Data entries
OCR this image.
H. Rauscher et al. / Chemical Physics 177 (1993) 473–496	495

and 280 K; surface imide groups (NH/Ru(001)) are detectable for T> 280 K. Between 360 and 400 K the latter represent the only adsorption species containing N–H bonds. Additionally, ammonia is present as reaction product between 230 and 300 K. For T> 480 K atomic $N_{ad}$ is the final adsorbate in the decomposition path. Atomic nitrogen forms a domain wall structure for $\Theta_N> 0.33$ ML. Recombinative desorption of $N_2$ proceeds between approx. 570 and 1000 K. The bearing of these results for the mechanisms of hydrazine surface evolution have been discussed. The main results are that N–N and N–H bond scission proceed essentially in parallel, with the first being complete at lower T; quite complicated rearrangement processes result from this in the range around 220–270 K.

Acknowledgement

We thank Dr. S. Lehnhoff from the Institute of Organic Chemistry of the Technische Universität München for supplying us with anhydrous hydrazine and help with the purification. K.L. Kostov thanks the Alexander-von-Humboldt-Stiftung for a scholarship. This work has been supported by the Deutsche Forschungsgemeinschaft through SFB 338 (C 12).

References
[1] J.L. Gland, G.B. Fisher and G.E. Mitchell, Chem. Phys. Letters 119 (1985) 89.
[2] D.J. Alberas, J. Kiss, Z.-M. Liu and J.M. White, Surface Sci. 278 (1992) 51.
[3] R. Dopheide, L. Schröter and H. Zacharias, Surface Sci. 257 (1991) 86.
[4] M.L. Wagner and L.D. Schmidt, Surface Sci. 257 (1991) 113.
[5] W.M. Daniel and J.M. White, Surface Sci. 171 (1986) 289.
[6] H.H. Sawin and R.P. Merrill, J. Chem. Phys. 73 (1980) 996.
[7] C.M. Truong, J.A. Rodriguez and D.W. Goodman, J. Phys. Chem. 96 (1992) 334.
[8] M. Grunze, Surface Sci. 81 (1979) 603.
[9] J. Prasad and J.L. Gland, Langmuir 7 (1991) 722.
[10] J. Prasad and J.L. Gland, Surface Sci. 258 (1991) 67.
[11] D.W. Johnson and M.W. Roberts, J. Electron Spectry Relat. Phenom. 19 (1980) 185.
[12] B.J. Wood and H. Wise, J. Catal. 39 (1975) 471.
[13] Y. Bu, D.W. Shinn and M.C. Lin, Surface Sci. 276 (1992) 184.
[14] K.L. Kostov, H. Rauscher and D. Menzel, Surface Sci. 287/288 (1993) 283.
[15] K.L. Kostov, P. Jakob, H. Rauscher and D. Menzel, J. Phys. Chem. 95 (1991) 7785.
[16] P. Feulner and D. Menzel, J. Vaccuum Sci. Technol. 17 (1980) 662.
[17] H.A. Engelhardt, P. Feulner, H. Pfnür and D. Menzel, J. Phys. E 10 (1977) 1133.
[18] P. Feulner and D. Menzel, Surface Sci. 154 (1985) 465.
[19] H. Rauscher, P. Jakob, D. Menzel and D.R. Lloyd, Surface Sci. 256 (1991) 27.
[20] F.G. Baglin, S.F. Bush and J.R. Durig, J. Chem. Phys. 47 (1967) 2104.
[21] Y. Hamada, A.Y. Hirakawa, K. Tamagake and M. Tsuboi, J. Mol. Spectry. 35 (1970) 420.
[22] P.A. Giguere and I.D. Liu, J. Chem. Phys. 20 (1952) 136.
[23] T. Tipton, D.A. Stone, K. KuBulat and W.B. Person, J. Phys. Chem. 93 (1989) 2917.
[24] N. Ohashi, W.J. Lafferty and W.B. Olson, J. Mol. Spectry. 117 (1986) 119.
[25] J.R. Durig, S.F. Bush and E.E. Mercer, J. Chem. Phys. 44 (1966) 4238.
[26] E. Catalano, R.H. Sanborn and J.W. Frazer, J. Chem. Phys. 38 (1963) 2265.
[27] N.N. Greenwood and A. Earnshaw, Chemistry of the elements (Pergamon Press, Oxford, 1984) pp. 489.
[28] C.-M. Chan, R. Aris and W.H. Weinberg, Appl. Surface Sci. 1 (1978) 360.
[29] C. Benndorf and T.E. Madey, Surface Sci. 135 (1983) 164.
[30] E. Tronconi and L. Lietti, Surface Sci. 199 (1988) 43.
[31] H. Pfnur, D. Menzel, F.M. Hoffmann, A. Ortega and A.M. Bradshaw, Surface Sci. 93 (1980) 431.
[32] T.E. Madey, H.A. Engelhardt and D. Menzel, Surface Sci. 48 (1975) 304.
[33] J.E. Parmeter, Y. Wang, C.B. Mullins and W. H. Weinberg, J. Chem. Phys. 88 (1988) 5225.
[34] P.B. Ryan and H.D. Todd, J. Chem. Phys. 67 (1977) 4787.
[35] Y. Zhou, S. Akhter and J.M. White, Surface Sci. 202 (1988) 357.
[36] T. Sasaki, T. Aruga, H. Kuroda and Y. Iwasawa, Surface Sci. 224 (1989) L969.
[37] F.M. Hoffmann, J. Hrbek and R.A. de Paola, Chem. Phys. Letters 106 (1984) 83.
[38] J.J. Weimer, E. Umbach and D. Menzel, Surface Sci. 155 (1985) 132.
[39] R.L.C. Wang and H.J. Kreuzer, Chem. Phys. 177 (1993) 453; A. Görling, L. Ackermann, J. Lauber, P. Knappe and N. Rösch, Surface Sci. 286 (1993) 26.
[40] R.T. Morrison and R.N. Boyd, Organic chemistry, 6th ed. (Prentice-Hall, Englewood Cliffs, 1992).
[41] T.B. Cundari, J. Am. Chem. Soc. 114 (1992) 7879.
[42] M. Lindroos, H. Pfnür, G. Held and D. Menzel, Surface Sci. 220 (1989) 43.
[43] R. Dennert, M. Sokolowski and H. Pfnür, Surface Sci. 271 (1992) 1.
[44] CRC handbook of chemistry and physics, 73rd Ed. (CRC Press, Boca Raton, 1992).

**Set problem**
Go through the listing above and list every line that has the word "Jakob".

**Result of this task**
[15] K.L. Kostov, P. Jakob, H. Rauscher and D. Menzel, J. Phys. Chem. 95 (1991) 7785.
[19] H. Rauscher, P. Jakob, D. Menzel and D.R. Lloyd, Surface Sci. 256 (1991) 27.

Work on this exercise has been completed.